• _WHAT NEEDS TO BE DONE_
Copy each line exactly. Leave nothing out.

• _ENTRIES SHOWN_
——

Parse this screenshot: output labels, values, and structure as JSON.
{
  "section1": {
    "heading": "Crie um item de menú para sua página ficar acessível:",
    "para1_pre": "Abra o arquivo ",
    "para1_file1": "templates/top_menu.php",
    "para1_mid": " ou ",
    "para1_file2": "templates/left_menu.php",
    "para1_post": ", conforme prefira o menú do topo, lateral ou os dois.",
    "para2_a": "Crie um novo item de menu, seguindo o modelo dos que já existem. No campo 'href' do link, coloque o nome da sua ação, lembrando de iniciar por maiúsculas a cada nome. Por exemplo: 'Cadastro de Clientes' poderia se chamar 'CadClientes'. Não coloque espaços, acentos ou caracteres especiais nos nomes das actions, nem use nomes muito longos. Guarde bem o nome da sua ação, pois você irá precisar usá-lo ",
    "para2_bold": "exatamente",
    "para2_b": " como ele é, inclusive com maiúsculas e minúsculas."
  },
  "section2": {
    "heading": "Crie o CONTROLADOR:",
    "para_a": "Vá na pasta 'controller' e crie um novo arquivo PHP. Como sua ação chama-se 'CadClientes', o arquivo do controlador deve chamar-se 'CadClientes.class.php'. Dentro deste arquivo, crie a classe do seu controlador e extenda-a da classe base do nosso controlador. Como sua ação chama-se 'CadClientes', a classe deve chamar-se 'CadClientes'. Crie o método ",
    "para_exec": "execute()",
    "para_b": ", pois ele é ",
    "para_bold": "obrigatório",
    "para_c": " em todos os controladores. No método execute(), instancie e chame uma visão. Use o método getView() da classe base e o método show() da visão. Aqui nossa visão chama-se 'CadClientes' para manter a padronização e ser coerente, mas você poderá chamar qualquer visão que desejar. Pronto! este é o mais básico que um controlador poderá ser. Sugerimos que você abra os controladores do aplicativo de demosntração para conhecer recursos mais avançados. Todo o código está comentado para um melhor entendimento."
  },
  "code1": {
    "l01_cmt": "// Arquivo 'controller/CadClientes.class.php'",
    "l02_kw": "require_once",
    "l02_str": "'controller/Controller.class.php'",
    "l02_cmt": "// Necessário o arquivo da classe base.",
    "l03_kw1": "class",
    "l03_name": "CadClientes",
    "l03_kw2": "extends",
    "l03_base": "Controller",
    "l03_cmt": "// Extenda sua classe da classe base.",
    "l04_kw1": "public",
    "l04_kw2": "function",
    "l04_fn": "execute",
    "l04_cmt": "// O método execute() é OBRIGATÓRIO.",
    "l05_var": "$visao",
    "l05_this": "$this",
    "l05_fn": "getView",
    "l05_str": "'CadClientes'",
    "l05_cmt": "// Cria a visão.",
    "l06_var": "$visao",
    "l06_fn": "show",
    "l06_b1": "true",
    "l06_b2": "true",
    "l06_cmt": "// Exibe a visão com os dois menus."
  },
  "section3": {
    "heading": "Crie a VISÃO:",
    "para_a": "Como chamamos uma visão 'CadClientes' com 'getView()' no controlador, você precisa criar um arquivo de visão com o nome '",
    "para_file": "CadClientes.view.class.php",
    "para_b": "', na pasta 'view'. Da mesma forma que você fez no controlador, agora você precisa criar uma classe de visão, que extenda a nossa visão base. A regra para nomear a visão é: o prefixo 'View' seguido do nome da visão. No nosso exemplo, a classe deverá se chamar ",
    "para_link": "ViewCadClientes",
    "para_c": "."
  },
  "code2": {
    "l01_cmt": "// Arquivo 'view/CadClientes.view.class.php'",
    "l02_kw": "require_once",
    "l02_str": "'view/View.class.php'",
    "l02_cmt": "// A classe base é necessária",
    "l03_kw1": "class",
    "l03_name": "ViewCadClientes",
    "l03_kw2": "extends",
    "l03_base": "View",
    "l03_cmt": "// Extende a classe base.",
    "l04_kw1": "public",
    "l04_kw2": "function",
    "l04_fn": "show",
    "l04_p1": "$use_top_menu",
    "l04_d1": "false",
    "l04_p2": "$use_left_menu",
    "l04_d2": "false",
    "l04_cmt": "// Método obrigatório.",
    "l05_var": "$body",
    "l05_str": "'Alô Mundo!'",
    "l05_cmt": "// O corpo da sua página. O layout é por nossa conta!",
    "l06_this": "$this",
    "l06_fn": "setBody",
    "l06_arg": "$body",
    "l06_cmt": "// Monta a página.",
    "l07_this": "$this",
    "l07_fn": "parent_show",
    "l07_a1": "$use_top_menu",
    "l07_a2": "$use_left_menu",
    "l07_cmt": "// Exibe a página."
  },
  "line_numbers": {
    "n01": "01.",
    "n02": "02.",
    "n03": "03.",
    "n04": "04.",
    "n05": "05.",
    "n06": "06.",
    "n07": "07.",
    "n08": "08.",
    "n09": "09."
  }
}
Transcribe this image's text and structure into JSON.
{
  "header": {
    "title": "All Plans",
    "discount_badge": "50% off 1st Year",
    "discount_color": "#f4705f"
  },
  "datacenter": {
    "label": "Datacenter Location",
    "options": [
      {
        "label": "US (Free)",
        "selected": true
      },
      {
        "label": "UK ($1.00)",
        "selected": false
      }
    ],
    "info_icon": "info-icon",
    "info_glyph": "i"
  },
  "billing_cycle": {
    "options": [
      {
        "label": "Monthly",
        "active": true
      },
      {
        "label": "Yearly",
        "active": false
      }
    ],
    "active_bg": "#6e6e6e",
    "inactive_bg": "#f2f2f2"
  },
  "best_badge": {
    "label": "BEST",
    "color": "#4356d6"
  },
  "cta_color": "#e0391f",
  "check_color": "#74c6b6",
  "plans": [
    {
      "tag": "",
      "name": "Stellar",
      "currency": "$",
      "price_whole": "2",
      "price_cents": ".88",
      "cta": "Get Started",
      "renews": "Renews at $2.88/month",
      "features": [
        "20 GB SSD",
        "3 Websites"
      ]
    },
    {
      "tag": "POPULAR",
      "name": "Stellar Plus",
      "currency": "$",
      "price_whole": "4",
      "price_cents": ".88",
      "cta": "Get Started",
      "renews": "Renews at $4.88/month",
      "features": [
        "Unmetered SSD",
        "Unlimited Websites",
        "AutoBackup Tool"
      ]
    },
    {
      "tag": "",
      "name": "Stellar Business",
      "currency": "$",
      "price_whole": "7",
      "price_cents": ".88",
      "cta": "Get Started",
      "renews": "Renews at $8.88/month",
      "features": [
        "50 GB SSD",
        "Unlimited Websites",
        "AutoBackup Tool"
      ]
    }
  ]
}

——

• _RESULT FOR THIS TASK_
Parse this screenshot: output labels, values, and structure as JSON.
{
  "section1": {
    "heading": "Crie um item de menú para sua página ficar acessível:",
    "para1_pre": "Abra o arquivo ",
    "para1_file1": "templates/top_menu.php",
    "para1_mid": " ou ",
    "para1_file2": "templates/left_menu.php",
    "para1_post": ", conforme prefira o menú do topo, lateral ou os dois.",
    "para2_a": "Crie um novo item de menu, seguindo o modelo dos que já existem. No campo 'href' do link, coloque o nome da sua ação, lembrando de iniciar por maiúsculas a cada nome. Por exemplo: 'Cadastro de Clientes' poderia se chamar 'CadClientes'. Não coloque espaços, acentos ou caracteres especiais nos nomes das actions, nem use nomes muito longos. Guarde bem o nome da sua ação, pois você irá precisar usá-lo ",
    "para2_bold": "exatamente",
    "para2_b": " como ele é, inclusive com maiúsculas e minúsculas."
  },
  "section2": {
    "heading": "Crie o CONTROLADOR:",
    "para_a": "Vá na pasta 'controller' e crie um novo arquivo PHP. Como sua ação chama-se 'CadClientes', o arquivo do controlador deve chamar-se 'CadClientes.class.php'. Dentro deste arquivo, crie a classe do seu controlador e extenda-a da classe base do nosso controlador. Como sua ação chama-se 'CadClientes', a classe deve chamar-se 'CadClientes'. Crie o método ",
    "para_exec": "execute()",
    "para_b": ", pois ele é ",
    "para_bold": "obrigatório",
    "para_c": " em todos os controladores. No método execute(), instancie e chame uma visão. Use o método getView() da classe base e o método show() da visão. Aqui nossa visão chama-se 'CadClientes' para manter a padronização e ser coerente, mas você poderá chamar qualquer visão que desejar. Pronto! este é o mais básico que um controlador poderá ser. Sugerimos que você abra os controladores do aplicativo de demosntração para conhecer recursos mais avançados. Todo o código está comentado para um melhor entendimento."
  },
  "code1": {
    "l01_cmt": "// Arquivo 'controller/CadClientes.class.php'",
    "l02_kw": "require_once",
    "l02_str": "'controller/Controller.class.php'",
    "l02_cmt": "// Necessário o arquivo da classe base.",
    "l03_kw1": "class",
    "l03_name": "CadClientes",
    "l03_kw2": "extends",
    "l03_base": "Controller",
    "l03_cmt": "// Extenda sua classe da classe base.",
    "l04_kw1": "public",
    "l04_kw2": "function",
    "l04_fn": "execute",
    "l04_cmt": "// O método execute() é OBRIGATÓRIO.",
    "l05_var": "$visao",
    "l05_this": "$this",
    "l05_fn": "getView",
    "l05_str": "'CadClientes'",
    "l05_cmt": "// Cria a visão.",
    "l06_var": "$visao",
    "l06_fn": "show",
    "l06_b1": "true",
    "l06_b2": "true",
    "l06_cmt": "// Exibe a visão com os dois menus."
  },
  "section3": {
    "heading": "Crie a VISÃO:",
    "para_a": "Como chamamos uma visão 'CadClientes' com 'getView()' no controlador, você precisa criar um arquivo de visão com o nome '",
    "para_file": "CadClientes.view.class.php",
    "para_b": "', na pasta 'view'. Da mesma forma que você fez no controlador, agora você precisa criar uma classe de visão, que extenda a nossa visão base. A regra para nomear a visão é: o prefixo 'View' seguido do nome da visão. No nosso exemplo, a classe deverá se chamar ",
    "para_link": "ViewCadClientes",
    "para_c": "."
  },
  "code2": {
    "l01_cmt": "// Arquivo 'view/CadClientes.view.class.php'",
    "l02_kw": "require_once",
    "l02_str": "'view/View.class.php'",
    "l02_cmt": "// A classe base é necessária",
    "l03_kw1": "class",
    "l03_name": "ViewCadClientes",
    "l03_kw2": "extends",
    "l03_base": "View",
    "l03_cmt": "// Extende a classe base.",
    "l04_kw1": "public",
    "l04_kw2": "function",
    "l04_fn": "show",
    "l04_p1": "$use_top_menu",
    "l04_d1": "false",
    "l04_p2": "$use_left_menu",
    "l04_d2": "false",
    "l04_cmt": "// Método obrigatório.",
    "l05_var": "$body",
    "l05_str": "'Alô Mundo!'",
    "l05_cmt": "// O corpo da sua página. O layout é por nossa conta!",
    "l06_this": "$this",
    "l06_fn": "setBody",
    "l06_arg": "$body",
    "l06_cmt": "// Monta a página.",
    "l07_this": "$this",
    "l07_fn": "parent_show",
    "l07_a1": "$use_top_menu",
    "l07_a2": "$use_left_menu",
    "l07_cmt": "// Exibe a página."
  },
  "line_numbers": {
    "n01": "01.",
    "n02": "02.",
    "n03": "03.",
    "n04": "04.",
    "n05": "05.",
    "n06": "06.",
    "n07": "07.",
    "n08": "08.",
    "n09": "09."
  }
}
Transcribe this image's text and structure into JSON.
{
  "header": {
    "title": "All Plans",
    "discount_badge": "50% off 1st Year",
    "discount_color": "#f4705f"
  },
  "datacenter": {
    "label": "Datacenter Location",
    "options": [
      {
        "label": "US (Free)",
        "selected": true
      },
      {
        "label": "UK ($1.00)",
        "selected": false
      }
    ],
    "info_icon": "info-icon",
    "info_glyph": "i"
  },
  "billing_cycle": {
    "options": [
      {
        "label": "Monthly",
        "active": true
      },
      {
        "label": "Yearly",
        "active": false
      }
    ],
    "active_bg": "#6e6e6e",
    "inactive_bg": "#f2f2f2"
  },
  "best_badge": {
    "label": "BEST",
    "color": "#4356d6"
  },
  "cta_color": "#e0391f",
  "check_color": "#74c6b6",
  "plans": [
    {
      "tag": "",
      "name": "Stellar",
      "currency": "$",
      "price_whole": "2",
      "price_cents": ".88",
      "cta": "Get Started",
      "renews": "Renews at $2.88/month",
      "features": [
        "20 GB SSD",
        "3 Websites"
      ]
    },
    {
      "tag": "POPULAR",
      "name": "Stellar Plus",
      "currency": "$",
      "price_whole": "4",
      "price_cents": ".88",
      "cta": "Get Started",
      "renews": "Renews at $4.88/month",
      "features": [
        "Unmetered SSD",
        "Unlimited Websites",
        "AutoBackup Tool"
      ]
    },
    {
      "tag": "",
      "name": "Stellar Business",
      "currency": "$",
      "price_whole": "7",
      "price_cents": ".88",
      "cta": "Get Started",
      "renews": "Renews at $8.88/month",
      "features": [
        "50 GB SSD",
        "Unlimited Websites",
        "AutoBackup Tool"
      ]
    }
  ]
}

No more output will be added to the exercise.